### [Brief]
Extract all lines in the data that contain the word "title".

### [Record extracts]
################

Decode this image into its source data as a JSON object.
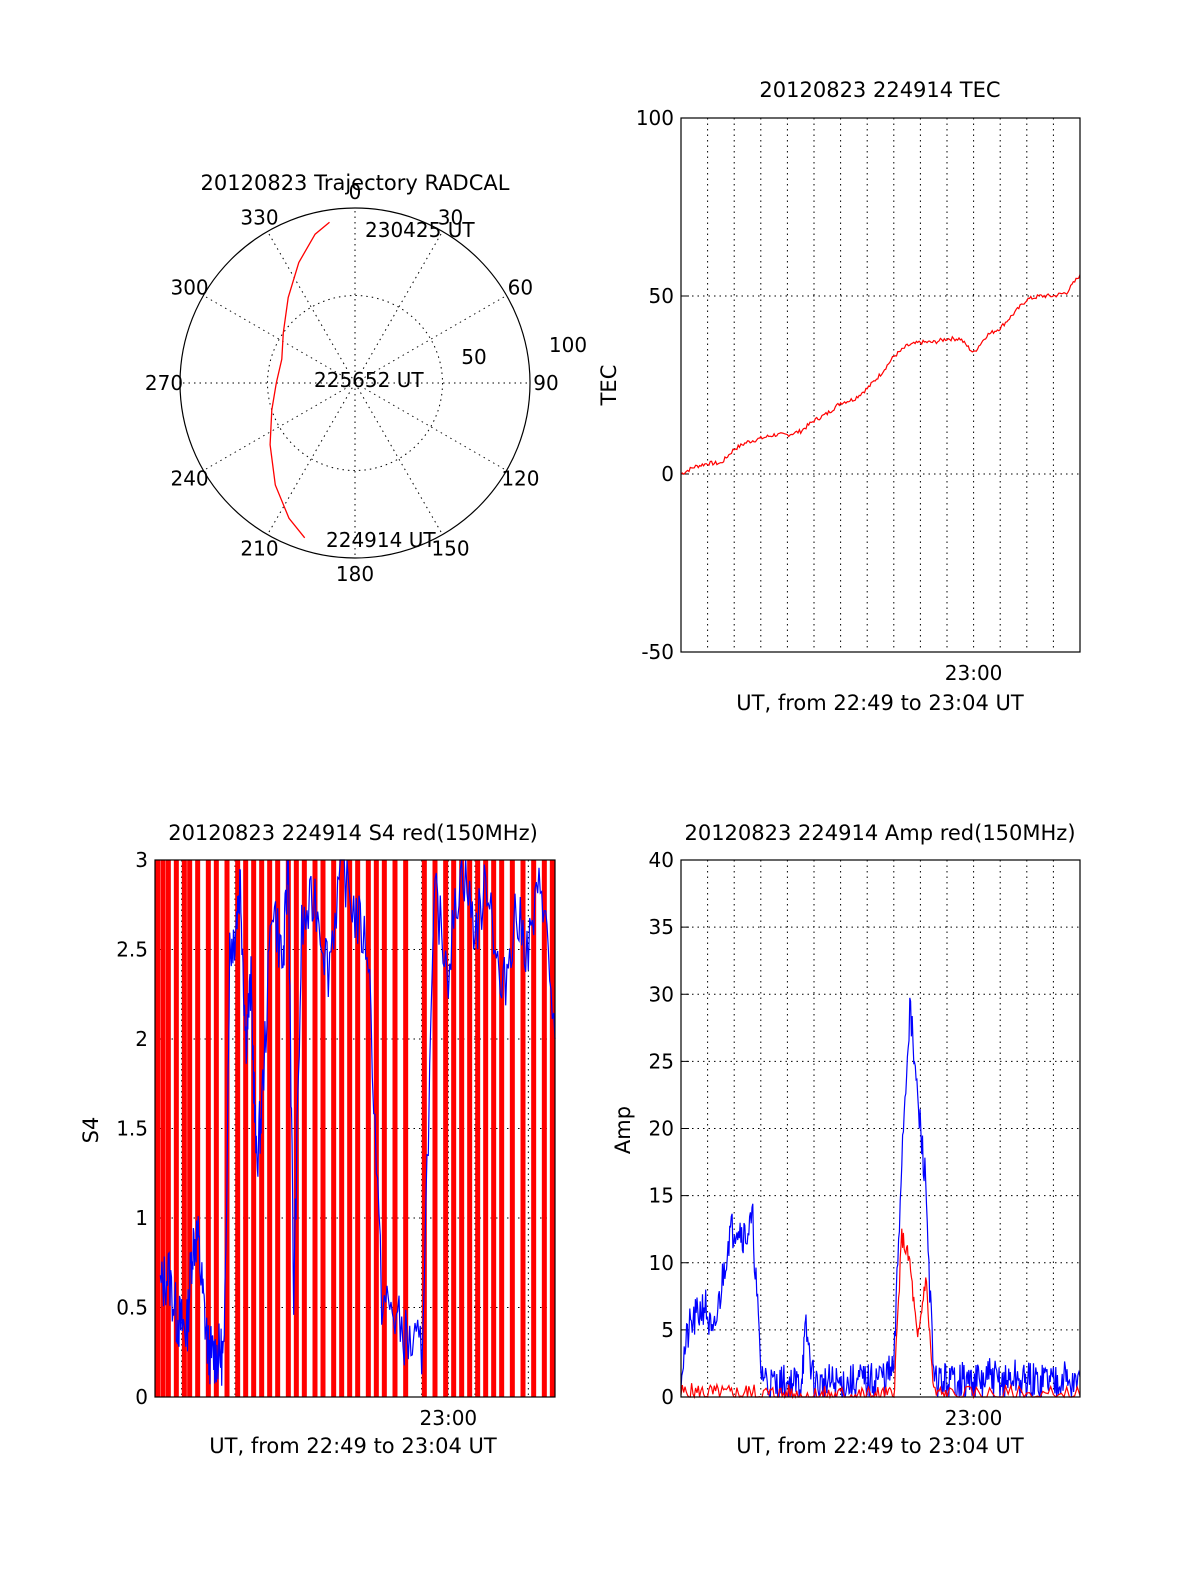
{
  "colors": {
    "red": "#ff0000",
    "blue": "#0000ff",
    "axis": "#000000",
    "background": "#ffffff"
  },
  "chart_data": [
    {
      "type": "polar",
      "title": "20120823 Trajectory RADCAL",
      "angle_labels": [
        "0",
        "30",
        "60",
        "90",
        "120",
        "150",
        "180",
        "210",
        "240",
        "270",
        "300",
        "330"
      ],
      "radius_labels": [
        "50",
        "100"
      ],
      "rlim": [
        0,
        100
      ],
      "grid": true,
      "trajectory_labels": {
        "start": "224914 UT",
        "mid": "225652 UT",
        "end": "230425 UT"
      },
      "series": [
        {
          "color": "red",
          "points": [
            {
              "az": 198,
              "r": 93
            },
            {
              "az": 206,
              "r": 86
            },
            {
              "az": 218,
              "r": 74
            },
            {
              "az": 234,
              "r": 60
            },
            {
              "az": 252,
              "r": 50
            },
            {
              "az": 270,
              "r": 45
            },
            {
              "az": 288,
              "r": 44
            },
            {
              "az": 305,
              "r": 50
            },
            {
              "az": 322,
              "r": 62
            },
            {
              "az": 335,
              "r": 76
            },
            {
              "az": 345,
              "r": 88
            },
            {
              "az": 351,
              "r": 93
            }
          ]
        }
      ]
    },
    {
      "type": "line",
      "title": "20120823 224914 TEC",
      "xlabel": "UT, from 22:49 to 23:04 UT",
      "ylabel": "TEC",
      "xlim": [
        0,
        15
      ],
      "ylim": [
        -50,
        100
      ],
      "yticks": [
        "-50",
        "0",
        "50",
        "100"
      ],
      "xticks": [
        {
          "label": "23:00",
          "at": 11
        }
      ],
      "grid": true,
      "series": [
        {
          "color": "red",
          "x": [
            0,
            0.5,
            1,
            1.5,
            2,
            2.5,
            3,
            3.5,
            4,
            4.5,
            5,
            5.5,
            6,
            6.5,
            7,
            7.5,
            8,
            8.5,
            9,
            9.5,
            10,
            10.5,
            11,
            11.5,
            12,
            12.5,
            13,
            13.5,
            14,
            14.5,
            15
          ],
          "y": [
            0,
            2,
            3,
            3,
            7,
            9,
            10,
            11,
            11,
            12,
            15,
            17,
            20,
            21,
            24,
            28,
            33,
            36,
            37,
            37,
            38,
            38,
            34,
            39,
            41,
            45,
            49,
            50,
            50,
            51,
            56
          ]
        }
      ]
    },
    {
      "type": "line",
      "title": "20120823 224914 S4 red(150MHz)",
      "xlabel": "UT, from 22:49 to 23:04 UT",
      "ylabel": "S4",
      "xlim": [
        0,
        15
      ],
      "ylim": [
        0,
        3
      ],
      "yticks": [
        "0",
        "0.5",
        "1",
        "1.5",
        "2",
        "2.5",
        "3"
      ],
      "xticks": [
        {
          "label": "23:00",
          "at": 11
        }
      ],
      "grid": true,
      "series": [
        {
          "color": "red",
          "name": "red(150MHz)",
          "x": [
            0.1,
            0.3,
            0.5,
            0.8,
            1.1,
            1.3,
            1.6,
            2.0,
            2.3,
            2.7,
            3.1,
            3.4,
            3.7,
            4.0,
            4.3,
            4.6,
            5.0,
            5.3,
            5.6,
            6.0,
            6.3,
            6.7,
            7.0,
            7.3,
            7.6,
            8.0,
            8.3,
            8.6,
            9.0,
            9.4,
            10.1,
            10.5,
            10.9,
            11.2,
            11.5,
            11.8,
            12.1,
            12.4,
            12.7,
            13.0,
            13.4,
            13.8,
            14.2,
            14.6,
            14.9
          ],
          "y": [
            3,
            3,
            3,
            3,
            3,
            3,
            3,
            3,
            3,
            3,
            3,
            3,
            3,
            3,
            3,
            3,
            3,
            3,
            3,
            3,
            3,
            3,
            3,
            3,
            3,
            3,
            3,
            3,
            3,
            3,
            3,
            3,
            3,
            3,
            3,
            3,
            3,
            3,
            3,
            3,
            3,
            3,
            3,
            3,
            3
          ]
        },
        {
          "color": "blue",
          "name": "blue",
          "x": [
            0.2,
            0.5,
            0.8,
            1.0,
            1.2,
            1.4,
            1.6,
            1.8,
            2.0,
            2.2,
            2.4,
            2.6,
            2.8,
            3.0,
            3.2,
            3.4,
            3.6,
            3.8,
            4.0,
            4.4,
            4.8,
            5.0,
            5.2,
            5.5,
            6.0,
            6.5,
            7.0,
            7.5,
            8.0,
            8.5,
            9.0,
            9.5,
            10.0,
            10.5,
            11.0,
            11.5,
            12.0,
            12.5,
            13.0,
            13.5,
            14.0,
            14.5,
            15.0
          ],
          "y": [
            0.6,
            0.7,
            0.45,
            0.4,
            0.38,
            0.85,
            0.9,
            0.55,
            0.25,
            0.23,
            0.24,
            0.23,
            2.5,
            2.6,
            2.9,
            2.0,
            2.3,
            1.3,
            1.6,
            2.8,
            2.4,
            3.0,
            0.55,
            2.6,
            2.8,
            2.4,
            3.0,
            2.7,
            2.5,
            0.55,
            0.45,
            0.3,
            0.25,
            2.8,
            2.4,
            3.0,
            2.6,
            2.9,
            2.2,
            2.7,
            2.5,
            2.9,
            2.0
          ]
        }
      ]
    },
    {
      "type": "line",
      "title": "20120823 224914 Amp red(150MHz)",
      "xlabel": "UT, from 22:49 to 23:04 UT",
      "ylabel": "Amp",
      "xlim": [
        0,
        15
      ],
      "ylim": [
        0,
        40
      ],
      "yticks": [
        "0",
        "5",
        "10",
        "15",
        "20",
        "25",
        "30",
        "35",
        "40"
      ],
      "xticks": [
        {
          "label": "23:00",
          "at": 11
        }
      ],
      "grid": true,
      "series": [
        {
          "color": "blue",
          "name": "blue",
          "x": [
            0,
            0.3,
            0.6,
            0.9,
            1.2,
            1.5,
            1.8,
            2.1,
            2.4,
            2.7,
            3.0,
            3.3,
            3.6,
            3.9,
            4.2,
            4.5,
            4.7,
            5.0,
            5.3,
            5.6,
            5.9,
            6.2,
            6.5,
            6.8,
            7.1,
            7.4,
            7.7,
            8.0,
            8.3,
            8.6,
            8.9,
            9.2,
            9.5,
            9.8,
            10.1,
            10.4,
            10.7,
            11.0,
            11.3,
            11.6,
            11.9,
            12.2,
            12.5,
            12.8,
            13.1,
            13.4,
            13.7,
            14.0,
            14.3,
            14.6,
            15.0
          ],
          "y": [
            2,
            5,
            6,
            7,
            4,
            8,
            12,
            13,
            12,
            13,
            2,
            1,
            0.8,
            1,
            0.9,
            1,
            5,
            1,
            0.8,
            1,
            0.9,
            1,
            1,
            1.2,
            1,
            1.5,
            1.5,
            2,
            18,
            29,
            22,
            16,
            1,
            1.2,
            1,
            1.5,
            1,
            1.2,
            1,
            1.5,
            1.2,
            1,
            1.5,
            1,
            1.2,
            1,
            1.5,
            1.2,
            1.8,
            1,
            1.5
          ]
        },
        {
          "color": "red",
          "name": "red(150MHz)",
          "x": [
            0,
            0.5,
            1,
            1.5,
            2,
            2.5,
            3,
            3.5,
            4,
            4.5,
            5,
            5.5,
            6,
            6.5,
            7,
            7.5,
            8,
            8.3,
            8.6,
            8.9,
            9.2,
            9.5,
            10,
            11,
            12,
            13,
            14,
            15
          ],
          "y": [
            0.3,
            0.3,
            0.3,
            0.2,
            0.2,
            0.3,
            0.2,
            0.2,
            0.2,
            0.1,
            0.1,
            0.1,
            0.1,
            0.1,
            0.1,
            0.1,
            0.1,
            12,
            10,
            4,
            9,
            0.3,
            0.1,
            0.1,
            0.1,
            0.1,
            0.1,
            0.1
          ]
        }
      ]
    }
  ]
}
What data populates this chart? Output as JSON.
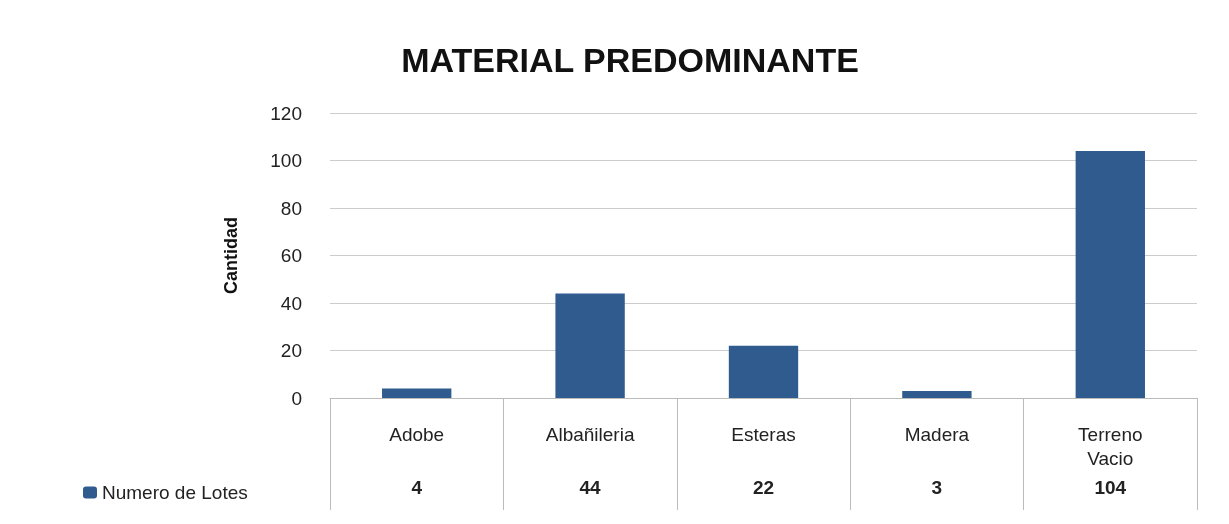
{
  "chart_data": {
    "type": "bar",
    "title": "MATERIAL PREDOMINANTE",
    "ylabel": "Cantidad",
    "categories": [
      "Adobe",
      "Albañileria",
      "Esteras",
      "Madera",
      "Terreno\nVacio"
    ],
    "series": [
      {
        "name": "Numero de Lotes",
        "color": "#2f5b8f",
        "values": [
          4,
          44,
          22,
          3,
          104
        ]
      }
    ],
    "ylim": [
      0,
      120
    ],
    "yticks": [
      0,
      20,
      40,
      60,
      80,
      100,
      120
    ],
    "grid": "y",
    "legend": "bottom left",
    "data_labels": true
  }
}
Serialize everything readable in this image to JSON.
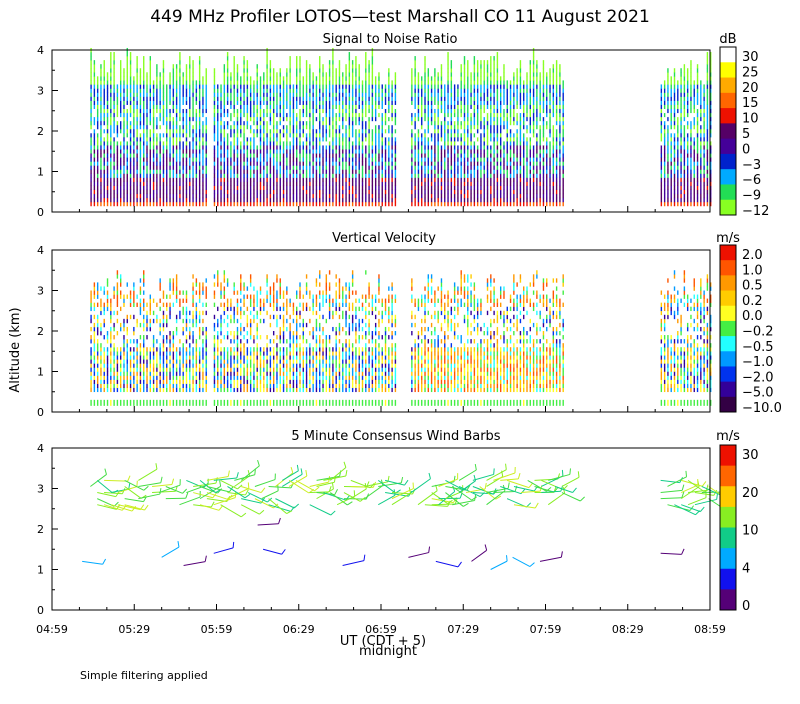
{
  "title": "449 MHz Profiler LOTOS—test Marshall CO 11 August 2021",
  "footnote": "Simple filtering applied",
  "y_axis_label": "Altitude (km)",
  "x_axis": {
    "label": "UT  (CDT + 5)",
    "sublabel": "midnight",
    "ticks": [
      "04:59",
      "05:29",
      "05:59",
      "06:29",
      "06:59",
      "07:29",
      "07:59",
      "08:29",
      "08:59"
    ]
  },
  "chart_data": [
    {
      "type": "heatmap",
      "title": "Signal to Noise Ratio",
      "ylabel": "Altitude (km)",
      "ylim": [
        0,
        4
      ],
      "yticks": [
        "0",
        "1",
        "2",
        "3",
        "4"
      ],
      "xrange": [
        "04:59",
        "08:59"
      ],
      "data_gaps": [
        [
          "06:54",
          "07:01"
        ],
        [
          "07:59",
          "08:29"
        ]
      ],
      "colorbar": {
        "unit": "dB",
        "labels": [
          "30",
          "25",
          "20",
          "15",
          "10",
          "5",
          "0",
          "−3",
          "−6",
          "−9",
          "−12"
        ],
        "colors": [
          "#ffffff",
          "#ffff00",
          "#ffaa00",
          "#ff6600",
          "#ee1100",
          "#550066",
          "#440099",
          "#0022cc",
          "#00aaff",
          "#22dd55",
          "#88ff22"
        ]
      }
    },
    {
      "type": "heatmap",
      "title": "Vertical Velocity",
      "ylabel": "Altitude (km)",
      "ylim": [
        0,
        4
      ],
      "yticks": [
        "0",
        "1",
        "2",
        "3",
        "4"
      ],
      "colorbar": {
        "unit": "m/s",
        "labels": [
          "2.0",
          "1.0",
          "0.5",
          "0.2",
          "0.0",
          "−0.2",
          "−0.5",
          "−1.0",
          "−2.0",
          "−5.0",
          "−10.0"
        ],
        "colors": [
          "#ee1100",
          "#ff5500",
          "#ff9900",
          "#ffcc00",
          "#ffff22",
          "#44ee44",
          "#22ffff",
          "#0099ff",
          "#0033ee",
          "#330099",
          "#330044"
        ]
      }
    },
    {
      "type": "scatter",
      "title": "5 Minute Consensus Wind Barbs",
      "ylabel": "Altitude (km)",
      "ylim": [
        0,
        4
      ],
      "yticks": [
        "0",
        "1",
        "2",
        "3",
        "4"
      ],
      "colorbar": {
        "unit": "m/s",
        "labels": [
          "30",
          "20",
          "10",
          "4",
          "0"
        ],
        "colors": [
          "#ee1100",
          "#ff6600",
          "#ffcc00",
          "#88ee22",
          "#11cc88",
          "#00aaff",
          "#1111ee",
          "#550077"
        ]
      }
    }
  ]
}
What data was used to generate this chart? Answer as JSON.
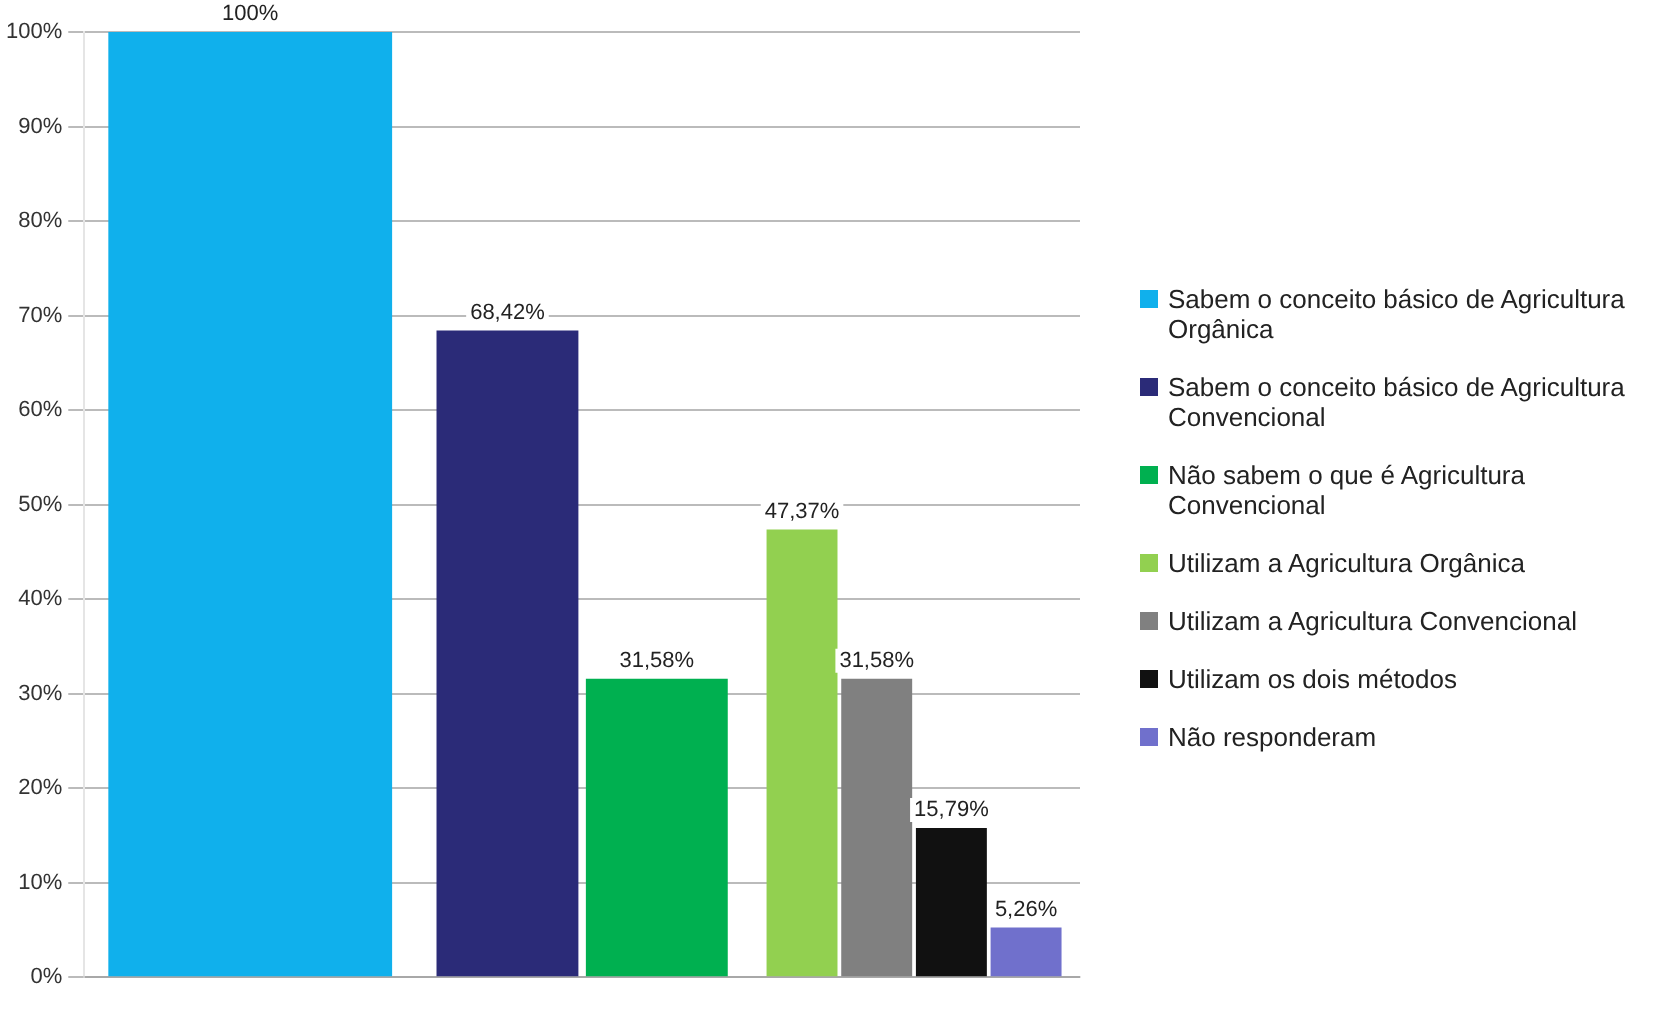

################

### [Written response]
      "title": "20120823 Trajectory RADCAL",
      "title": "20120823 224914 TEC",
      "title": "20120823 224914 S4 red(150MHz)",
      "title": "20120823 224914 Amp red(150MHz)",
    "title": "MATERIAL PREDOMINANTE",
  "title": "449 MHz Profiler LOTOS—test Marshall CO 11 August 2021",
      "title": "Signal to Noise Ratio",
      "title": "Vertical Velocity",
      "title": "5 Minute Consensus Wind Barbs",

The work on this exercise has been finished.